• [THE REQUEST] Please list all lines of the material below in which the string "pattern" occurs.

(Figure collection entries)
--- start ---
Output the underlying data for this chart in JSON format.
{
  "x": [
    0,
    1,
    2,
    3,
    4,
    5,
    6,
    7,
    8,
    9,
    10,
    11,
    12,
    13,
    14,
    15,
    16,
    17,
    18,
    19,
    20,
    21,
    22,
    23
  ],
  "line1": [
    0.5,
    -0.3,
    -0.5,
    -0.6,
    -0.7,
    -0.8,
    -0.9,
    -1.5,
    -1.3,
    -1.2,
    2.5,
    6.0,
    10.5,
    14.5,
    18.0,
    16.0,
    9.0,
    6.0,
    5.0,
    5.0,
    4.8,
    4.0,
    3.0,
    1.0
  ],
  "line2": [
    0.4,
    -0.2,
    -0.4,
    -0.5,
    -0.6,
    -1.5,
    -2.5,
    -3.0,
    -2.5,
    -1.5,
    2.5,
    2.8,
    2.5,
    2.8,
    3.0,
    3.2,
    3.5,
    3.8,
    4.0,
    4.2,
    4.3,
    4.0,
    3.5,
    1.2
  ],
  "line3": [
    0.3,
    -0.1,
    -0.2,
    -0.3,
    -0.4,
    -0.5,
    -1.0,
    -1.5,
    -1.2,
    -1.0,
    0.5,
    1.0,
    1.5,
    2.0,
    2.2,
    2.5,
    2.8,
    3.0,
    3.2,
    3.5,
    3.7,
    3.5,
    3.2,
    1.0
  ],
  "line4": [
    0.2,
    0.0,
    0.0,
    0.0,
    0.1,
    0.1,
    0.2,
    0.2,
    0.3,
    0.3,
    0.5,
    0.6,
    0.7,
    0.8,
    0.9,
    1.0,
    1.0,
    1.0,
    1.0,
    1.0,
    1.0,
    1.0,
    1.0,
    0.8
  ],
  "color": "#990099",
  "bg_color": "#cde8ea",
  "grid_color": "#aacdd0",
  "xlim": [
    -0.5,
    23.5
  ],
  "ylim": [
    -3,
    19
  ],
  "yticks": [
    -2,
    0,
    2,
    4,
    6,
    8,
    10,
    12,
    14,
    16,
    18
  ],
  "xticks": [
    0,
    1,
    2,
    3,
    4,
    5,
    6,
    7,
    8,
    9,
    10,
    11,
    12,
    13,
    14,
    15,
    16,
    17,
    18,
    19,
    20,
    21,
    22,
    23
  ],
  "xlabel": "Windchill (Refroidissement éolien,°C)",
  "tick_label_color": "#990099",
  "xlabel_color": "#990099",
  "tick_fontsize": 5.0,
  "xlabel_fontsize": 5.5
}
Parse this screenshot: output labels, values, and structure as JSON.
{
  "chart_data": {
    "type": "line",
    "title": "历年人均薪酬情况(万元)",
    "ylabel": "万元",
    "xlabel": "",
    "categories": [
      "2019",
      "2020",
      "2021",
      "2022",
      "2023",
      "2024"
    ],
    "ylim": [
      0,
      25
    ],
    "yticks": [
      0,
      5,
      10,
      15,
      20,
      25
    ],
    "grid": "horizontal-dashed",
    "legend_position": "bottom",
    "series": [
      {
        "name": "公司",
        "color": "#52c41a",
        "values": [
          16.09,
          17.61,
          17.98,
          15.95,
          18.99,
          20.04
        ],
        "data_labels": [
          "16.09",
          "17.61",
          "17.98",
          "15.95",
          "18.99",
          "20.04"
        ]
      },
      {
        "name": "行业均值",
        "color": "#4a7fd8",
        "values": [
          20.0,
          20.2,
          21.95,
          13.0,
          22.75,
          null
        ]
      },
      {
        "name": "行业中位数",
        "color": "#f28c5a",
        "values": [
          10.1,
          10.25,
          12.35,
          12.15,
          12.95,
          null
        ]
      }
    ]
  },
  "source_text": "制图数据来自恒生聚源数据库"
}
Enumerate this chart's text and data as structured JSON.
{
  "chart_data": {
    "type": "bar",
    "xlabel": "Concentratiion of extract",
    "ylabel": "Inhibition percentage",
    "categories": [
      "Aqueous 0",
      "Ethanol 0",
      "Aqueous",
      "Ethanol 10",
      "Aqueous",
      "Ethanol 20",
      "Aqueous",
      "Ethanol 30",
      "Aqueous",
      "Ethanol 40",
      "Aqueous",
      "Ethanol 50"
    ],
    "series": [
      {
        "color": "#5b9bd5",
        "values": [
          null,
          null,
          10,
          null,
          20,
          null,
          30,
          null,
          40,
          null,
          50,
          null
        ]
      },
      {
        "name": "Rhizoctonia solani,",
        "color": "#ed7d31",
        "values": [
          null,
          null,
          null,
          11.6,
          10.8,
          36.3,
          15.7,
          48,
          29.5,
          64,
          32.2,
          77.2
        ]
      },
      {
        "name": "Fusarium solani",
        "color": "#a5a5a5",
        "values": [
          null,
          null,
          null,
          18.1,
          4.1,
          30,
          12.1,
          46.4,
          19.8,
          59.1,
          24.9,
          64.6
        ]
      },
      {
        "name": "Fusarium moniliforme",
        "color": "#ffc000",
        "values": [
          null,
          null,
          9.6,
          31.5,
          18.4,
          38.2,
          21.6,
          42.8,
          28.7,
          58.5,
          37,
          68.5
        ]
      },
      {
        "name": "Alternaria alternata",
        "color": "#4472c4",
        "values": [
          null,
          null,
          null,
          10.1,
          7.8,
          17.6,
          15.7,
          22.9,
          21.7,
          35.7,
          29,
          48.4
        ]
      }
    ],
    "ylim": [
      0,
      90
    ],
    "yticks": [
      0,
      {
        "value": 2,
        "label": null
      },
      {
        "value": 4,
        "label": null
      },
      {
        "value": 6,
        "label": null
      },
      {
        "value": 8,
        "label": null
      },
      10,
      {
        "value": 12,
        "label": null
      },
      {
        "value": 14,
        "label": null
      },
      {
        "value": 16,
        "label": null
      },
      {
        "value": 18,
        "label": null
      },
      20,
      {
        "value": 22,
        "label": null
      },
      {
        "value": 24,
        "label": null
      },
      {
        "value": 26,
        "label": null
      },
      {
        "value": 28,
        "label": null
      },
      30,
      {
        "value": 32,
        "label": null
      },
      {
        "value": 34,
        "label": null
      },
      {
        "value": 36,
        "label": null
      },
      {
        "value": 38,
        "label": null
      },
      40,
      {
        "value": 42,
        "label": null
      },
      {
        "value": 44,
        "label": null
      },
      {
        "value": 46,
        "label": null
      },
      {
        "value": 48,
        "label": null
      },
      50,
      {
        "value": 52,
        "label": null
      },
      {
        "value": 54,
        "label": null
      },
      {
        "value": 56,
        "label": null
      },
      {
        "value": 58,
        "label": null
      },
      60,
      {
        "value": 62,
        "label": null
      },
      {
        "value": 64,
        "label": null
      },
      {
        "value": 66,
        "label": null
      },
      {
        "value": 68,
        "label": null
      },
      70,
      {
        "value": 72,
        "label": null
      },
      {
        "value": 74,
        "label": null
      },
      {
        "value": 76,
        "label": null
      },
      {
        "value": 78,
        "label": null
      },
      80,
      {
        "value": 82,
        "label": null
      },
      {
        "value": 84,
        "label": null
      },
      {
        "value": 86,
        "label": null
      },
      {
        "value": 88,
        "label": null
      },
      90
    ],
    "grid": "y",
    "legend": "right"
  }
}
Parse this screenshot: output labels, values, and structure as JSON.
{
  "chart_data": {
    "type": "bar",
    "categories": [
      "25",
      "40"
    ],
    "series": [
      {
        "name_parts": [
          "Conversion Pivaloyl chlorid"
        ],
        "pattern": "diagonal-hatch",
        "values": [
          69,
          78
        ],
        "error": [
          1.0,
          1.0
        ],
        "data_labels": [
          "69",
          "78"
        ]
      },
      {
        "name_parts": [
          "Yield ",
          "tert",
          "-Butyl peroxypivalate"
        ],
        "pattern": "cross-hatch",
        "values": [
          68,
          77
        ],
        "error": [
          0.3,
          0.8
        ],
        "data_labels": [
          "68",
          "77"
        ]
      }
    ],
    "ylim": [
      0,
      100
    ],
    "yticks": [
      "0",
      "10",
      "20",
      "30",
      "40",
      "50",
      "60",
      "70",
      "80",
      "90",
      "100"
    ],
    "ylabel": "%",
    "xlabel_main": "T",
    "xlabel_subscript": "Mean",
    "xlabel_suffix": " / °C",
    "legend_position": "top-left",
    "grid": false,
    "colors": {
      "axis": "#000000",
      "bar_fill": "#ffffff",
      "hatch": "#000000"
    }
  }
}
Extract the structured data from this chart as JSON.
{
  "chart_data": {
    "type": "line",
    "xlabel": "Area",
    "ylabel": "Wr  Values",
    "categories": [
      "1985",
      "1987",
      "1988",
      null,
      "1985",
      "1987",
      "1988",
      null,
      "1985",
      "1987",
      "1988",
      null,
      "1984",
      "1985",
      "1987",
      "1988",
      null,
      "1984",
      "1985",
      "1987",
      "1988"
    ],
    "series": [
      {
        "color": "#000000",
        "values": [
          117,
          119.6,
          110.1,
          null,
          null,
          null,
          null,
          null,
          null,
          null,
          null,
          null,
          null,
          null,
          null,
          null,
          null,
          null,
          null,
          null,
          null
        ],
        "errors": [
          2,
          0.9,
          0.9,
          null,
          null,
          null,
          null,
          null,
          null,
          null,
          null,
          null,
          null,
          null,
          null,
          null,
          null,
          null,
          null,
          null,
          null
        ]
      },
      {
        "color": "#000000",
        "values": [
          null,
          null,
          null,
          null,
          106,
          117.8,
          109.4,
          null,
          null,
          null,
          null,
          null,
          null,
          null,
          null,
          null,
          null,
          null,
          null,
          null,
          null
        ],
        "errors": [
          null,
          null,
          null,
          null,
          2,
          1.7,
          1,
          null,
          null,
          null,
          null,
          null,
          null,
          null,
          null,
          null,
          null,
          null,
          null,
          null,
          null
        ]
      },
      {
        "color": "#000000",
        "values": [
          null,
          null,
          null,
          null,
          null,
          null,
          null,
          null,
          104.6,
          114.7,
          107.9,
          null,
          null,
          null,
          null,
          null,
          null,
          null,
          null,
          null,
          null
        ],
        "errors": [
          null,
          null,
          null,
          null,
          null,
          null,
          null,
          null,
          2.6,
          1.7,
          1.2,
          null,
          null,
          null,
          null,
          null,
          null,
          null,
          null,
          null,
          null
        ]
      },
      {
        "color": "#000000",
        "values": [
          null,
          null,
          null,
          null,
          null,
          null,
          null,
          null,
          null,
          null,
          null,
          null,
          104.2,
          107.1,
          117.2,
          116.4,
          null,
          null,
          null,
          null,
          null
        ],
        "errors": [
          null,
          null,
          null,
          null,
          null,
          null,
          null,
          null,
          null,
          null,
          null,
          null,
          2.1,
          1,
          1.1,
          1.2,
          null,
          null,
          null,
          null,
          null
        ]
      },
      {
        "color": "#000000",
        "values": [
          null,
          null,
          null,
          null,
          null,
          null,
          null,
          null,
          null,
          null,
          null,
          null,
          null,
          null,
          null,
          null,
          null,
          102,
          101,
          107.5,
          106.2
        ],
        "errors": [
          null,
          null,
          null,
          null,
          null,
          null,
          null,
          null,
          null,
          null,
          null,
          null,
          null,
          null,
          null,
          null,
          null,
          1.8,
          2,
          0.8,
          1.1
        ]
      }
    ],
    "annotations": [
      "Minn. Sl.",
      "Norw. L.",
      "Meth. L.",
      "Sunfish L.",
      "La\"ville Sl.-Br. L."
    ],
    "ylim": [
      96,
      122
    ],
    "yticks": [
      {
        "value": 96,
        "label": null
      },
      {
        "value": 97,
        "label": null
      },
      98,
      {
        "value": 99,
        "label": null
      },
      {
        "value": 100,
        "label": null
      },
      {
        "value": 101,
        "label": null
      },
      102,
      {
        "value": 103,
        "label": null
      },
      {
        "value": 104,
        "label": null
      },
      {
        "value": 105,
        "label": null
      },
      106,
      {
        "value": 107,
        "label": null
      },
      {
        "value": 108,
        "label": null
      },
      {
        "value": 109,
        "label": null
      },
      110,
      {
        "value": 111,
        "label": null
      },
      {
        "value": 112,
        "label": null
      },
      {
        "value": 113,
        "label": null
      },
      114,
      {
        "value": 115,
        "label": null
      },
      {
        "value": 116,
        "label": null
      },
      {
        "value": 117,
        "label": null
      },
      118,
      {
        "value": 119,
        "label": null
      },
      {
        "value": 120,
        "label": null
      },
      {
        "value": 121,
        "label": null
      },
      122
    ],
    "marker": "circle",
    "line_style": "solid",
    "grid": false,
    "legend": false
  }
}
--- end ---
• [FINAL RESULT]
        "pattern": "diagonal-hatch",
        "pattern": "cross-hatch",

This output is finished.